> _Aim_: Type every record exactly as it appears.

> _Records for this exercise_:
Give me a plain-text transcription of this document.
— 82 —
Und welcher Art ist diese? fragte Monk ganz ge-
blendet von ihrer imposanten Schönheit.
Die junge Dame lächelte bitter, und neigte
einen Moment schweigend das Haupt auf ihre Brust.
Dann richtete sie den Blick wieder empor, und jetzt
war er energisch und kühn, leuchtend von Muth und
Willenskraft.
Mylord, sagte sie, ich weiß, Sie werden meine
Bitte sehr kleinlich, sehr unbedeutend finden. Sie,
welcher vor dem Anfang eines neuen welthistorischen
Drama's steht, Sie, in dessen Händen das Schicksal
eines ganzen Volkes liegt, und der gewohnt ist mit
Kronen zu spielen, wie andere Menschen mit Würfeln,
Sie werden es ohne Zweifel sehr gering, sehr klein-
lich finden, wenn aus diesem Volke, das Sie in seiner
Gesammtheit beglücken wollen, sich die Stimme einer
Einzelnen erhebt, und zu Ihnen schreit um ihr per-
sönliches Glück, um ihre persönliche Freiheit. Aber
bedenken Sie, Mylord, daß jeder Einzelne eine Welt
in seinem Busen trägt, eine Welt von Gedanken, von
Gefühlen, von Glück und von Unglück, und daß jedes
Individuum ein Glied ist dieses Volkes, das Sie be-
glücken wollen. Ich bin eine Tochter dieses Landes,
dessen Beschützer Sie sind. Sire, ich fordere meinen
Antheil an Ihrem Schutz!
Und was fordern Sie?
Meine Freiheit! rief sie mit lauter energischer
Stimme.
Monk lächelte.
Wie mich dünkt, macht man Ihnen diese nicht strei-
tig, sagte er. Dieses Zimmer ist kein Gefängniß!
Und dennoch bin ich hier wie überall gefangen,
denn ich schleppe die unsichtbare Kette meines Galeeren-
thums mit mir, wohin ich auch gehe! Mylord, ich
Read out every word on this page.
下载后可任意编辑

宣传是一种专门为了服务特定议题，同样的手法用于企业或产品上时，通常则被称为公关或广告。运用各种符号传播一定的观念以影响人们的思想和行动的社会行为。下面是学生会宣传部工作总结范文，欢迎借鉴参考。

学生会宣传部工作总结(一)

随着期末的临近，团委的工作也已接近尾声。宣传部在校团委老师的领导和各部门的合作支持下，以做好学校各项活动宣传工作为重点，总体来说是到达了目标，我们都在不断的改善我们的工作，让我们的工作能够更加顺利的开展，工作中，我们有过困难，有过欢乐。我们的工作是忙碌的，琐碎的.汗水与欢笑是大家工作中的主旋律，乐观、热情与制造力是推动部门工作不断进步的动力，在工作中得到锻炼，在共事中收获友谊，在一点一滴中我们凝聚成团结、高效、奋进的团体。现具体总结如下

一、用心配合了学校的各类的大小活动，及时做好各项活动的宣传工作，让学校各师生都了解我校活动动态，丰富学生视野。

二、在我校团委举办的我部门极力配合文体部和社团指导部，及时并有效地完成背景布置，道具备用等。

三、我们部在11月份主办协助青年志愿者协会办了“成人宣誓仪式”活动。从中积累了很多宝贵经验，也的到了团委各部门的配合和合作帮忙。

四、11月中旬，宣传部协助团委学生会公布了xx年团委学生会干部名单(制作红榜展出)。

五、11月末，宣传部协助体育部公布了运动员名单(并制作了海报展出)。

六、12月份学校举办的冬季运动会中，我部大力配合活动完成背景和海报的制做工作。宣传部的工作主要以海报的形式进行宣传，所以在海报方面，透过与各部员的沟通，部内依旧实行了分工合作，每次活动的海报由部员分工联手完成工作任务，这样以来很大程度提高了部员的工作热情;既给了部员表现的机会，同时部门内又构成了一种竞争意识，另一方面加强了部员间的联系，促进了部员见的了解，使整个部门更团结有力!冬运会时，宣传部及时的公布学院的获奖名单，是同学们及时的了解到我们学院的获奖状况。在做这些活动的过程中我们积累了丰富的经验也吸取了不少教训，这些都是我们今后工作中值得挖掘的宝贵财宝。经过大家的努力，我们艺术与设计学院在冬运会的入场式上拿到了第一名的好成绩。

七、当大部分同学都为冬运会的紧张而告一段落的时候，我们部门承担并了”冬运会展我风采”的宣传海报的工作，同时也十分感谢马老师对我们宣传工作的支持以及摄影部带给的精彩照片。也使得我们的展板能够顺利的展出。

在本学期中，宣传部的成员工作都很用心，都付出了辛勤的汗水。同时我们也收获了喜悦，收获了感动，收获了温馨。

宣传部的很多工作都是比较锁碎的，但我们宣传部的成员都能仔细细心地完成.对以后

> _The answer_:
Give me a plain-text transcription of this document.
— 82 —
Und welcher Art ist diese? fragte Monk ganz ge-
blendet von ihrer imposanten Schönheit.
Die junge Dame lächelte bitter, und neigte
einen Moment schweigend das Haupt auf ihre Brust.
Dann richtete sie den Blick wieder empor, und jetzt
war er energisch und kühn, leuchtend von Muth und
Willenskraft.
Mylord, sagte sie, ich weiß, Sie werden meine
Bitte sehr kleinlich, sehr unbedeutend finden. Sie,
welcher vor dem Anfang eines neuen welthistorischen
Drama's steht, Sie, in dessen Händen das Schicksal
eines ganzen Volkes liegt, und der gewohnt ist mit
Kronen zu spielen, wie andere Menschen mit Würfeln,
Sie werden es ohne Zweifel sehr gering, sehr klein-
lich finden, wenn aus diesem Volke, das Sie in seiner
Gesammtheit beglücken wollen, sich die Stimme einer
Einzelnen erhebt, und zu Ihnen schreit um ihr per-
sönliches Glück, um ihre persönliche Freiheit. Aber
bedenken Sie, Mylord, daß jeder Einzelne eine Welt
in seinem Busen trägt, eine Welt von Gedanken, von
Gefühlen, von Glück und von Unglück, und daß jedes
Individuum ein Glied ist dieses Volkes, das Sie be-
glücken wollen. Ich bin eine Tochter dieses Landes,
dessen Beschützer Sie sind. Sire, ich fordere meinen
Antheil an Ihrem Schutz!
Und was fordern Sie?
Meine Freiheit! rief sie mit lauter energischer
Stimme.
Monk lächelte.
Wie mich dünkt, macht man Ihnen diese nicht strei-
tig, sagte er. Dieses Zimmer ist kein Gefängniß!
Und dennoch bin ich hier wie überall gefangen,
denn ich schleppe die unsichtbare Kette meines Galeeren-
thums mit mir, wohin ich auch gehe! Mylord, ich
Read out every word on this page.
下载后可任意编辑

宣传是一种专门为了服务特定议题，同样的手法用于企业或产品上时，通常则被称为公关或广告。运用各种符号传播一定的观念以影响人们的思想和行动的社会行为。下面是学生会宣传部工作总结范文，欢迎借鉴参考。

学生会宣传部工作总结(一)

随着期末的临近，团委的工作也已接近尾声。宣传部在校团委老师的领导和各部门的合作支持下，以做好学校各项活动宣传工作为重点，总体来说是到达了目标，我们都在不断的改善我们的工作，让我们的工作能够更加顺利的开展，工作中，我们有过困难，有过欢乐。我们的工作是忙碌的，琐碎的.汗水与欢笑是大家工作中的主旋律，乐观、热情与制造力是推动部门工作不断进步的动力，在工作中得到锻炼，在共事中收获友谊，在一点一滴中我们凝聚成团结、高效、奋进的团体。现具体总结如下

一、用心配合了学校的各类的大小活动，及时做好各项活动的宣传工作，让学校各师生都了解我校活动动态，丰富学生视野。

二、在我校团委举办的我部门极力配合文体部和社团指导部，及时并有效地完成背景布置，道具备用等。

三、我们部在11月份主办协助青年志愿者协会办了“成人宣誓仪式”活动。从中积累了很多宝贵经验，也的到了团委各部门的配合和合作帮忙。

四、11月中旬，宣传部协助团委学生会公布了xx年团委学生会干部名单(制作红榜展出)。

五、11月末，宣传部协助体育部公布了运动员名单(并制作了海报展出)。

六、12月份学校举办的冬季运动会中，我部大力配合活动完成背景和海报的制做工作。宣传部的工作主要以海报的形式进行宣传，所以在海报方面，透过与各部员的沟通，部内依旧实行了分工合作，每次活动的海报由部员分工联手完成工作任务，这样以来很大程度提高了部员的工作热情;既给了部员表现的机会，同时部门内又构成了一种竞争意识，另一方面加强了部员间的联系，促进了部员见的了解，使整个部门更团结有力!冬运会时，宣传部及时的公布学院的获奖名单，是同学们及时的了解到我们学院的获奖状况。在做这些活动的过程中我们积累了丰富的经验也吸取了不少教训，这些都是我们今后工作中值得挖掘的宝贵财宝。经过大家的努力，我们艺术与设计学院在冬运会的入场式上拿到了第一名的好成绩。

七、当大部分同学都为冬运会的紧张而告一段落的时候，我们部门承担并了”冬运会展我风采”的宣传海报的工作，同时也十分感谢马老师对我们宣传工作的支持以及摄影部带给的精彩照片。也使得我们的展板能够顺利的展出。

在本学期中，宣传部的成员工作都很用心，都付出了辛勤的汗水。同时我们也收获了喜悦，收获了感动，收获了温馨。

宣传部的很多工作都是比较锁碎的，但我们宣传部的成员都能仔细细心地完成.对以后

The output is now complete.